EXERCISE DIRECTIONS |
Give all the lines below again, exactly, with no pictures.

[Data entries]
^^^^^^^^
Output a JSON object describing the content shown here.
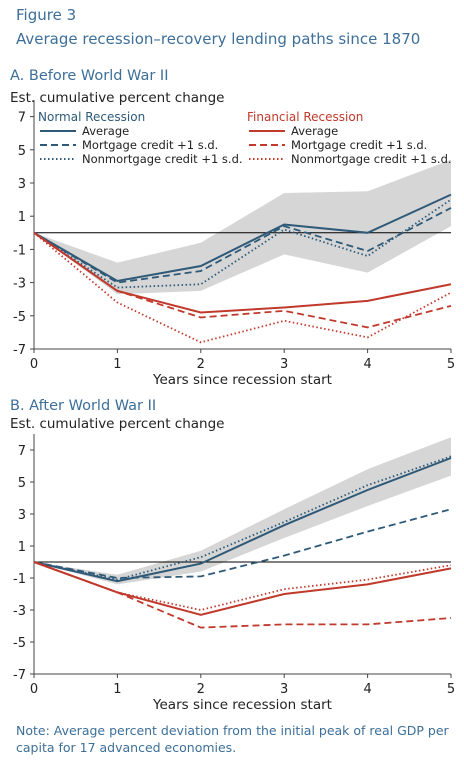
{
  "figure_label": "Figure 3",
  "figure_title": "Average recession–recovery lending paths since 1870",
  "note": "Note: Average percent deviation from the initial peak of real GDP per capita for 17 advanced economies.",
  "colors": {
    "blue": "#2e5a78",
    "red": "#c0392b",
    "band": "#d6d6d6",
    "title": "#3d6f99"
  },
  "chart_data": [
    {
      "type": "line",
      "title": "A.   Before World War II",
      "ylabel": "Est. cumulative percent change",
      "xlabel": "Years since recession start",
      "x": [
        0,
        1,
        2,
        3,
        4,
        5
      ],
      "xlim": [
        0,
        5
      ],
      "ylim": [
        -7,
        8
      ],
      "yticks": [
        7,
        5,
        3,
        1,
        -1,
        -3,
        -5,
        -7
      ],
      "legend_groups": [
        "Normal Recession",
        "Financial Recession"
      ],
      "band": {
        "upper": [
          0,
          -1.8,
          -0.6,
          2.4,
          2.5,
          4.4
        ],
        "lower": [
          0,
          -3.7,
          -3.5,
          -1.3,
          -2.4,
          0.4
        ]
      },
      "series": [
        {
          "name": "Average",
          "group": "Normal Recession",
          "style": "solid",
          "color": "#2e5a78",
          "values": [
            0,
            -2.9,
            -2.0,
            0.5,
            0.0,
            2.3
          ]
        },
        {
          "name": "Mortgage credit +1 s.d.",
          "group": "Normal Recession",
          "style": "dashed",
          "color": "#2e5a78",
          "values": [
            0,
            -3.0,
            -2.3,
            0.4,
            -1.1,
            1.5
          ]
        },
        {
          "name": "Nonmortgage credit +1 s.d.",
          "group": "Normal Recession",
          "style": "dotted",
          "color": "#2e5a78",
          "values": [
            0,
            -3.3,
            -3.1,
            0.2,
            -1.4,
            2.0
          ]
        },
        {
          "name": "Average",
          "group": "Financial Recession",
          "style": "solid",
          "color": "#c0392b",
          "values": [
            0,
            -3.5,
            -4.8,
            -4.5,
            -4.1,
            -3.1
          ]
        },
        {
          "name": "Mortgage credit +1 s.d.",
          "group": "Financial Recession",
          "style": "dashed",
          "color": "#c0392b",
          "values": [
            0,
            -3.5,
            -5.1,
            -4.7,
            -5.7,
            -4.4
          ]
        },
        {
          "name": "Nonmortgage credit +1 s.d.",
          "group": "Financial Recession",
          "style": "dotted",
          "color": "#c0392b",
          "values": [
            0,
            -4.2,
            -6.6,
            -5.3,
            -6.3,
            -3.6
          ]
        }
      ]
    },
    {
      "type": "line",
      "title": "B.   After World War II",
      "ylabel": "Est. cumulative percent change",
      "xlabel": "Years since recession start",
      "x": [
        0,
        1,
        2,
        3,
        4,
        5
      ],
      "xlim": [
        0,
        5
      ],
      "ylim": [
        -7,
        8
      ],
      "yticks": [
        7,
        5,
        3,
        1,
        -1,
        -3,
        -5,
        -7
      ],
      "band": {
        "upper": [
          0,
          -0.8,
          0.7,
          3.3,
          5.8,
          7.8
        ],
        "lower": [
          0,
          -1.4,
          -0.6,
          1.5,
          3.5,
          5.4
        ]
      },
      "series": [
        {
          "name": "Average",
          "group": "Normal Recession",
          "style": "solid",
          "color": "#2e5a78",
          "values": [
            0,
            -1.2,
            -0.1,
            2.3,
            4.5,
            6.5
          ]
        },
        {
          "name": "Mortgage credit +1 s.d.",
          "group": "Normal Recession",
          "style": "dashed",
          "color": "#2e5a78",
          "values": [
            0,
            -1.0,
            -0.9,
            0.4,
            1.9,
            3.3
          ]
        },
        {
          "name": "Nonmortgage credit +1 s.d.",
          "group": "Normal Recession",
          "style": "dotted",
          "color": "#2e5a78",
          "values": [
            0,
            -1.1,
            0.3,
            2.5,
            4.8,
            6.6
          ]
        },
        {
          "name": "Average",
          "group": "Financial Recession",
          "style": "solid",
          "color": "#c0392b",
          "values": [
            0,
            -1.9,
            -3.3,
            -2.0,
            -1.4,
            -0.4
          ]
        },
        {
          "name": "Mortgage credit +1 s.d.",
          "group": "Financial Recession",
          "style": "dashed",
          "color": "#c0392b",
          "values": [
            0,
            -1.9,
            -4.1,
            -3.9,
            -3.9,
            -3.5
          ]
        },
        {
          "name": "Nonmortgage credit +1 s.d.",
          "group": "Financial Recession",
          "style": "dotted",
          "color": "#c0392b",
          "values": [
            0,
            -1.9,
            -3.0,
            -1.7,
            -1.1,
            -0.2
          ]
        }
      ]
    }
  ]
}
^^^^^^^^
ANSWER TO THIS EXERCISE |
Output a JSON object describing the content shown here.
{
  "figure_label": "Figure 3",
  "figure_title": "Average recession–recovery lending paths since 1870",
  "note": "Note: Average percent deviation from the initial peak of real GDP per capita for 17 advanced economies.",
  "colors": {
    "blue": "#2e5a78",
    "red": "#c0392b",
    "band": "#d6d6d6",
    "title": "#3d6f99"
  },
  "chart_data": [
    {
      "type": "line",
      "title": "A.   Before World War II",
      "ylabel": "Est. cumulative percent change",
      "xlabel": "Years since recession start",
      "x": [
        0,
        1,
        2,
        3,
        4,
        5
      ],
      "xlim": [
        0,
        5
      ],
      "ylim": [
        -7,
        8
      ],
      "yticks": [
        7,
        5,
        3,
        1,
        -1,
        -3,
        -5,
        -7
      ],
      "legend_groups": [
        "Normal Recession",
        "Financial Recession"
      ],
      "band": {
        "upper": [
          0,
          -1.8,
          -0.6,
          2.4,
          2.5,
          4.4
        ],
        "lower": [
          0,
          -3.7,
          -3.5,
          -1.3,
          -2.4,
          0.4
        ]
      },
      "series": [
        {
          "name": "Average",
          "group": "Normal Recession",
          "style": "solid",
          "color": "#2e5a78",
          "values": [
            0,
            -2.9,
            -2.0,
            0.5,
            0.0,
            2.3
          ]
        },
        {
          "name": "Mortgage credit +1 s.d.",
          "group": "Normal Recession",
          "style": "dashed",
          "color": "#2e5a78",
          "values": [
            0,
            -3.0,
            -2.3,
            0.4,
            -1.1,
            1.5
          ]
        },
        {
          "name": "Nonmortgage credit +1 s.d.",
          "group": "Normal Recession",
          "style": "dotted",
          "color": "#2e5a78",
          "values": [
            0,
            -3.3,
            -3.1,
            0.2,
            -1.4,
            2.0
          ]
        },
        {
          "name": "Average",
          "group": "Financial Recession",
          "style": "solid",
          "color": "#c0392b",
          "values": [
            0,
            -3.5,
            -4.8,
            -4.5,
            -4.1,
            -3.1
          ]
        },
        {
          "name": "Mortgage credit +1 s.d.",
          "group": "Financial Recession",
          "style": "dashed",
          "color": "#c0392b",
          "values": [
            0,
            -3.5,
            -5.1,
            -4.7,
            -5.7,
            -4.4
          ]
        },
        {
          "name": "Nonmortgage credit +1 s.d.",
          "group": "Financial Recession",
          "style": "dotted",
          "color": "#c0392b",
          "values": [
            0,
            -4.2,
            -6.6,
            -5.3,
            -6.3,
            -3.6
          ]
        }
      ]
    },
    {
      "type": "line",
      "title": "B.   After World War II",
      "ylabel": "Est. cumulative percent change",
      "xlabel": "Years since recession start",
      "x": [
        0,
        1,
        2,
        3,
        4,
        5
      ],
      "xlim": [
        0,
        5
      ],
      "ylim": [
        -7,
        8
      ],
      "yticks": [
        7,
        5,
        3,
        1,
        -1,
        -3,
        -5,
        -7
      ],
      "band": {
        "upper": [
          0,
          -0.8,
          0.7,
          3.3,
          5.8,
          7.8
        ],
        "lower": [
          0,
          -1.4,
          -0.6,
          1.5,
          3.5,
          5.4
        ]
      },
      "series": [
        {
          "name": "Average",
          "group": "Normal Recession",
          "style": "solid",
          "color": "#2e5a78",
          "values": [
            0,
            -1.2,
            -0.1,
            2.3,
            4.5,
            6.5
          ]
        },
        {
          "name": "Mortgage credit +1 s.d.",
          "group": "Normal Recession",
          "style": "dashed",
          "color": "#2e5a78",
          "values": [
            0,
            -1.0,
            -0.9,
            0.4,
            1.9,
            3.3
          ]
        },
        {
          "name": "Nonmortgage credit +1 s.d.",
          "group": "Normal Recession",
          "style": "dotted",
          "color": "#2e5a78",
          "values": [
            0,
            -1.1,
            0.3,
            2.5,
            4.8,
            6.6
          ]
        },
        {
          "name": "Average",
          "group": "Financial Recession",
          "style": "solid",
          "color": "#c0392b",
          "values": [
            0,
            -1.9,
            -3.3,
            -2.0,
            -1.4,
            -0.4
          ]
        },
        {
          "name": "Mortgage credit +1 s.d.",
          "group": "Financial Recession",
          "style": "dashed",
          "color": "#c0392b",
          "values": [
            0,
            -1.9,
            -4.1,
            -3.9,
            -3.9,
            -3.5
          ]
        },
        {
          "name": "Nonmortgage credit +1 s.d.",
          "group": "Financial Recession",
          "style": "dotted",
          "color": "#c0392b",
          "values": [
            0,
            -1.9,
            -3.0,
            -1.7,
            -1.1,
            -0.2
          ]
        }
      ]
    }
  ]
}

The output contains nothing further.